▸ **WHAT THE EXERCISE ASKS**: Compile every line that includes the word "color".

══ SUPPLIED RECORDS

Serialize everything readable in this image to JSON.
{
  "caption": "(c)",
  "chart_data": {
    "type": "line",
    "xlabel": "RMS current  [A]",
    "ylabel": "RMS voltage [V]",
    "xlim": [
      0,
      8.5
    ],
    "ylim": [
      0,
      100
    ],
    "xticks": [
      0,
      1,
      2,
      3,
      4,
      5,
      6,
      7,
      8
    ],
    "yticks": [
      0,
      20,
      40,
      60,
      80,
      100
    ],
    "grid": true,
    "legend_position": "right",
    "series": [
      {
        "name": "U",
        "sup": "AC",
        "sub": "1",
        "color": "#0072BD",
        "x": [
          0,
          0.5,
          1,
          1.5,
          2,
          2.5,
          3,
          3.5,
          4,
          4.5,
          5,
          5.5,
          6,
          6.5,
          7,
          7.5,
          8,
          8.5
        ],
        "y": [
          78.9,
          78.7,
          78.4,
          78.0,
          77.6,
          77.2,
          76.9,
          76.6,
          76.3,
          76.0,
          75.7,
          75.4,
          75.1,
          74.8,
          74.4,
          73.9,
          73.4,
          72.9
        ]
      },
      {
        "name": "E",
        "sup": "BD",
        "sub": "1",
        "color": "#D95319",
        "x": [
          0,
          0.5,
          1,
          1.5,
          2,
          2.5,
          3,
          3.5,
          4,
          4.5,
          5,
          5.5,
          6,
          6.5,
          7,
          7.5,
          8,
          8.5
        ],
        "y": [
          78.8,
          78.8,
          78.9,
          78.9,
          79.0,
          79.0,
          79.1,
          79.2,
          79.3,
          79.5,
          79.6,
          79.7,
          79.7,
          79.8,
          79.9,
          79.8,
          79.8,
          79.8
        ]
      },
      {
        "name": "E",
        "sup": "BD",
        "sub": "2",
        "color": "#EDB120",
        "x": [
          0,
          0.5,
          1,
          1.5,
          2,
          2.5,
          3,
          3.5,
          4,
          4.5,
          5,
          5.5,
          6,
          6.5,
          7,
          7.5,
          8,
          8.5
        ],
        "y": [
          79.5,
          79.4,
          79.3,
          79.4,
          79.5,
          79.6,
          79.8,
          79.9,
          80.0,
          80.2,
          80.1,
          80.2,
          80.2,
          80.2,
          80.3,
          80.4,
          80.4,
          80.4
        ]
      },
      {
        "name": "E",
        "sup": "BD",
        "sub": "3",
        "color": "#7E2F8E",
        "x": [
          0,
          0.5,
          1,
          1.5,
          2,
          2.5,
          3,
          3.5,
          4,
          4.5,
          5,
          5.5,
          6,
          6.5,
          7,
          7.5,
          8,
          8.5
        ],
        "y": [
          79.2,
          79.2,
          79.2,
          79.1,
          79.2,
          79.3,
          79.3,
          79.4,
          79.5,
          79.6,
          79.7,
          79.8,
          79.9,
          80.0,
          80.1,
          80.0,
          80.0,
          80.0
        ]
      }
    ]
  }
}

════

▸ **TASK SOLUTION**:
        "color": "#0072BD",
        "color": "#D95319",
        "color": "#EDB120",
        "color": "#7E2F8E",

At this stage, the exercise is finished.